- What to produce: Check each line of the records below for the string "name", then state how many lines contain it, with no other output.

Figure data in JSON
········

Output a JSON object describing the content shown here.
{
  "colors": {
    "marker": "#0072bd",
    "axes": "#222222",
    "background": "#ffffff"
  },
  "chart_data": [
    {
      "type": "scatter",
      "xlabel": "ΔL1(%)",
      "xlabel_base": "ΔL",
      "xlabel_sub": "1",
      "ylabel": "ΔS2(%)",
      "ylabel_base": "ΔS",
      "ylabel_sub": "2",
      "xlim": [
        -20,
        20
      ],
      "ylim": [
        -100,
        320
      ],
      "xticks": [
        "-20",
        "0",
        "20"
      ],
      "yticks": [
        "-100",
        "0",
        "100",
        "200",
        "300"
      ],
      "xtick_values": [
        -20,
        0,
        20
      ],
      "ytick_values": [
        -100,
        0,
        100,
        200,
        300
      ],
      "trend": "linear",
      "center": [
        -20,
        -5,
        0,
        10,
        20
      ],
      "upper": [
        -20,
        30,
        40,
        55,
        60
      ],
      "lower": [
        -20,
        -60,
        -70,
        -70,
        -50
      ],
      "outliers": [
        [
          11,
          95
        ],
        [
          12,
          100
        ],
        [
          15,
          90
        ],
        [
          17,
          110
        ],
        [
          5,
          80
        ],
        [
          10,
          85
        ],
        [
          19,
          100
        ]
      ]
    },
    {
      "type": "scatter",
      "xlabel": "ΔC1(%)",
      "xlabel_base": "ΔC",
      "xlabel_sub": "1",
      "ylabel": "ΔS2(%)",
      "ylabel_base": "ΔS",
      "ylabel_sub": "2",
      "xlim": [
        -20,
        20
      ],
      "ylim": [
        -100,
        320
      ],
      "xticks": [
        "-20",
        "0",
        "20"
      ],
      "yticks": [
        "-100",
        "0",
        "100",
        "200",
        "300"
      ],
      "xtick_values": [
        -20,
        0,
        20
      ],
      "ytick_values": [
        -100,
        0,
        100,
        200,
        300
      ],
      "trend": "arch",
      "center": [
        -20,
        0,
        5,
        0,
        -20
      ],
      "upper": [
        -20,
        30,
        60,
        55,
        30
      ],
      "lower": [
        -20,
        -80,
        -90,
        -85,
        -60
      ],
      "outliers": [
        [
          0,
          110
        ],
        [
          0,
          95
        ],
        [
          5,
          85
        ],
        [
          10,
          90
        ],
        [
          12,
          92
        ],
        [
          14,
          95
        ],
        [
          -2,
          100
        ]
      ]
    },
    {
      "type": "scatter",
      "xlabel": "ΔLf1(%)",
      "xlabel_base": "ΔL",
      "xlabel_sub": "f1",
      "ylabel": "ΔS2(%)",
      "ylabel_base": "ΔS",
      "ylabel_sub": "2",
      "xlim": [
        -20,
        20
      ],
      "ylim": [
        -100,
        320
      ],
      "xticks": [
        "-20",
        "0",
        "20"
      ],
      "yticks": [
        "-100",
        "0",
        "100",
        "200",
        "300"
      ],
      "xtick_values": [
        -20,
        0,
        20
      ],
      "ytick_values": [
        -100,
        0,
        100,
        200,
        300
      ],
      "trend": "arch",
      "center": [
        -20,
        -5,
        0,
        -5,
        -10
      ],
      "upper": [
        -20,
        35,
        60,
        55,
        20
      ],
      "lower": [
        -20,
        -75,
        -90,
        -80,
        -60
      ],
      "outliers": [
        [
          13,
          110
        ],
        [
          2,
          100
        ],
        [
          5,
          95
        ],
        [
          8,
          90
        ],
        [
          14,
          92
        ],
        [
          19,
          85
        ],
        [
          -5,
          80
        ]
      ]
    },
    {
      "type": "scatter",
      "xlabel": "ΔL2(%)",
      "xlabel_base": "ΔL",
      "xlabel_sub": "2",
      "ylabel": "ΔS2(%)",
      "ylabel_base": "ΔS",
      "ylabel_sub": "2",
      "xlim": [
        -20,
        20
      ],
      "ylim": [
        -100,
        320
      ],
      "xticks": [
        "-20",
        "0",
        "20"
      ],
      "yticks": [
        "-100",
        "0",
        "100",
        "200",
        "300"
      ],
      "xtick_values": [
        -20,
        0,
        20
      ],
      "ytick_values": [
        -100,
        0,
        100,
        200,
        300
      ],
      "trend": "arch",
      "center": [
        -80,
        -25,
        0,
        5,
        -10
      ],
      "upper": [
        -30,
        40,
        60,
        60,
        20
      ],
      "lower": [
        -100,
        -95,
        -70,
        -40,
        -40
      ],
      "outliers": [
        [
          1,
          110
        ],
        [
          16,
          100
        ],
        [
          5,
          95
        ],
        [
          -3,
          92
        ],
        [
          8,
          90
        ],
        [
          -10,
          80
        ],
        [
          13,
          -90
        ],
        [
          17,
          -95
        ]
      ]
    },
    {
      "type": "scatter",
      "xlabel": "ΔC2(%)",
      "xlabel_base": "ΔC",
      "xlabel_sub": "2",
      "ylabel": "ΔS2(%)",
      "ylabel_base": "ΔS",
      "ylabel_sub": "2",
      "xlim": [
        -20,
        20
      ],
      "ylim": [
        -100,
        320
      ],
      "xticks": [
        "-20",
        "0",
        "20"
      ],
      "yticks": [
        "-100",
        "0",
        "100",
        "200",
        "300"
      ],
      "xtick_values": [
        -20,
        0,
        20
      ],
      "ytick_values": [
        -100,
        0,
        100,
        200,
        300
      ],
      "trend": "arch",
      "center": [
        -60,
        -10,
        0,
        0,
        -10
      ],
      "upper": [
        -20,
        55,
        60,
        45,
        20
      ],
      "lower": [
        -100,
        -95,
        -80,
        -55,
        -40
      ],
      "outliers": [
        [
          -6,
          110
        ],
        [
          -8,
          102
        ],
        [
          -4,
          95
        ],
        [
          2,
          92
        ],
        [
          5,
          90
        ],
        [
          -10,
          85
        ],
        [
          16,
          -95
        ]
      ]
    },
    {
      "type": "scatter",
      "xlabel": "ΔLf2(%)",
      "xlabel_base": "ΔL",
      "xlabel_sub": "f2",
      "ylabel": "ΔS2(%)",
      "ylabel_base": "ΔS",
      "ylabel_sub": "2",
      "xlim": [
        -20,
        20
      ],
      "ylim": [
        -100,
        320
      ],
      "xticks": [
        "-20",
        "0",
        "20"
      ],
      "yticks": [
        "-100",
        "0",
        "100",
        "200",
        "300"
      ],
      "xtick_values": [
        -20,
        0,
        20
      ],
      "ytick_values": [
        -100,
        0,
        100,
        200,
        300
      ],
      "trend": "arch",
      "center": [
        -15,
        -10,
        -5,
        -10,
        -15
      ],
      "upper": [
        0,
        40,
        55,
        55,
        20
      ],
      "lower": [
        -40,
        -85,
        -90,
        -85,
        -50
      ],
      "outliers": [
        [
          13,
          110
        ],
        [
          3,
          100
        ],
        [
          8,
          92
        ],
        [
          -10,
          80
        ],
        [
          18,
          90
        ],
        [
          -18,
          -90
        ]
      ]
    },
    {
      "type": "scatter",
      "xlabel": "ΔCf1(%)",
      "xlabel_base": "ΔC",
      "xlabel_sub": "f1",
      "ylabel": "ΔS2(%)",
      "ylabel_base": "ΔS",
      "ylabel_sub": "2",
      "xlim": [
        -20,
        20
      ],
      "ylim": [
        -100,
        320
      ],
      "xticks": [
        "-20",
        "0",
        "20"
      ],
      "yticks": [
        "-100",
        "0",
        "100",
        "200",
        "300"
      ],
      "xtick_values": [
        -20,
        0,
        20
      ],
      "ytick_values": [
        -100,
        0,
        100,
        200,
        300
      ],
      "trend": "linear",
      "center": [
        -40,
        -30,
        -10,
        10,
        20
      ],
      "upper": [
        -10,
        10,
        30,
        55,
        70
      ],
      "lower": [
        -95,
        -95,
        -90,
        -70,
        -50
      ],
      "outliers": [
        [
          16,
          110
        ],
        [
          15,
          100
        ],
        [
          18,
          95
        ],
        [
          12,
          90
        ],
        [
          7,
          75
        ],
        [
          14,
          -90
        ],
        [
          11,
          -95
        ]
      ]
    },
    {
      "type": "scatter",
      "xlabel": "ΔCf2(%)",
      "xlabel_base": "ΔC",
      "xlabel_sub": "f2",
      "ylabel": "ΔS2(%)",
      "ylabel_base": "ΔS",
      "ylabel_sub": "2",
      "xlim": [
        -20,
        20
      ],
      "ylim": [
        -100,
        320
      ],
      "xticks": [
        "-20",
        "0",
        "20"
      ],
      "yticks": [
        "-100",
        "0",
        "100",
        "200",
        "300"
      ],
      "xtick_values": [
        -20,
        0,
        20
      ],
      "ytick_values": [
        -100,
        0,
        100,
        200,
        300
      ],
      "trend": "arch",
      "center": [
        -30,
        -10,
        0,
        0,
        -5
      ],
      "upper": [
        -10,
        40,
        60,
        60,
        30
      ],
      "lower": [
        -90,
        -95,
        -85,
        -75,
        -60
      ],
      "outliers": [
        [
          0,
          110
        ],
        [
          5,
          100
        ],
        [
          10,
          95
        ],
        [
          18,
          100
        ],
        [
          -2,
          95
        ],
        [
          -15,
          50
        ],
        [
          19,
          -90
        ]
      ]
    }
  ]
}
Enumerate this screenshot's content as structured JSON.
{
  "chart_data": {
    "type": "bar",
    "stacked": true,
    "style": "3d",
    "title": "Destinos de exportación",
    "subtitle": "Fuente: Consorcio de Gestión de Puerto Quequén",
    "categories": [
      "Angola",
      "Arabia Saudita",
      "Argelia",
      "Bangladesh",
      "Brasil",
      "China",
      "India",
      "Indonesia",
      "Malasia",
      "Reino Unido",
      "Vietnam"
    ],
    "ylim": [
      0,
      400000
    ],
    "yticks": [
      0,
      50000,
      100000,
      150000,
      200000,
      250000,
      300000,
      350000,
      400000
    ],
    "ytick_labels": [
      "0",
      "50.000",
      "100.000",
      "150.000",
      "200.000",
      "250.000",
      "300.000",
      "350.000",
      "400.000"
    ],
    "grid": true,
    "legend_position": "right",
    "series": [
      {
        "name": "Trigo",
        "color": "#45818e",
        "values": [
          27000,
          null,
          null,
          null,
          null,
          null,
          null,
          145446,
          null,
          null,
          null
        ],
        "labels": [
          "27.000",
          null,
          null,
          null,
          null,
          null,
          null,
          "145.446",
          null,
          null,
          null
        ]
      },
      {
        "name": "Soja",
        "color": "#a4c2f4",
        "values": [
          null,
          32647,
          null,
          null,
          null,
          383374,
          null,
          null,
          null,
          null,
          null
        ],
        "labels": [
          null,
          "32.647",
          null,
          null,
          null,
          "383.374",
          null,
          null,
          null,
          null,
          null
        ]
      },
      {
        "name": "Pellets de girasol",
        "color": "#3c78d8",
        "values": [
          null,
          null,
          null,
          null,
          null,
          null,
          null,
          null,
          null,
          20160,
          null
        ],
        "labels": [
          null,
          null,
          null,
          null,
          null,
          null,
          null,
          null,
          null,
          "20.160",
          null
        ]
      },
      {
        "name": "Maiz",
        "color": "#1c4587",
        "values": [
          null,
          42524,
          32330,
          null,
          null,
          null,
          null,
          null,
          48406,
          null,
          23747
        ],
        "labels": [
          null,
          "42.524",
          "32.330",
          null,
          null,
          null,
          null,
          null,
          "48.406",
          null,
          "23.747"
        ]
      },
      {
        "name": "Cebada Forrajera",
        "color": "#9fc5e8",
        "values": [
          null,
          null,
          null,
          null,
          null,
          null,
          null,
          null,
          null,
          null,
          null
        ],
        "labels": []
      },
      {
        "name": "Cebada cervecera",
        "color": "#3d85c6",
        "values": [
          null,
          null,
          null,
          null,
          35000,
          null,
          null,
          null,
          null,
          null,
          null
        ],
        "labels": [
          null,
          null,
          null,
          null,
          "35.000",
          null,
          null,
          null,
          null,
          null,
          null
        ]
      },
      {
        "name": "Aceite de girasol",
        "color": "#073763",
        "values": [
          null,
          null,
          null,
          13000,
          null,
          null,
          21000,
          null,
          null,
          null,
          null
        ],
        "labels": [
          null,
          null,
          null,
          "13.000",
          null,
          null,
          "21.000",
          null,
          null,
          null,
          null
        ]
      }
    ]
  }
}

········

- Written solution: 7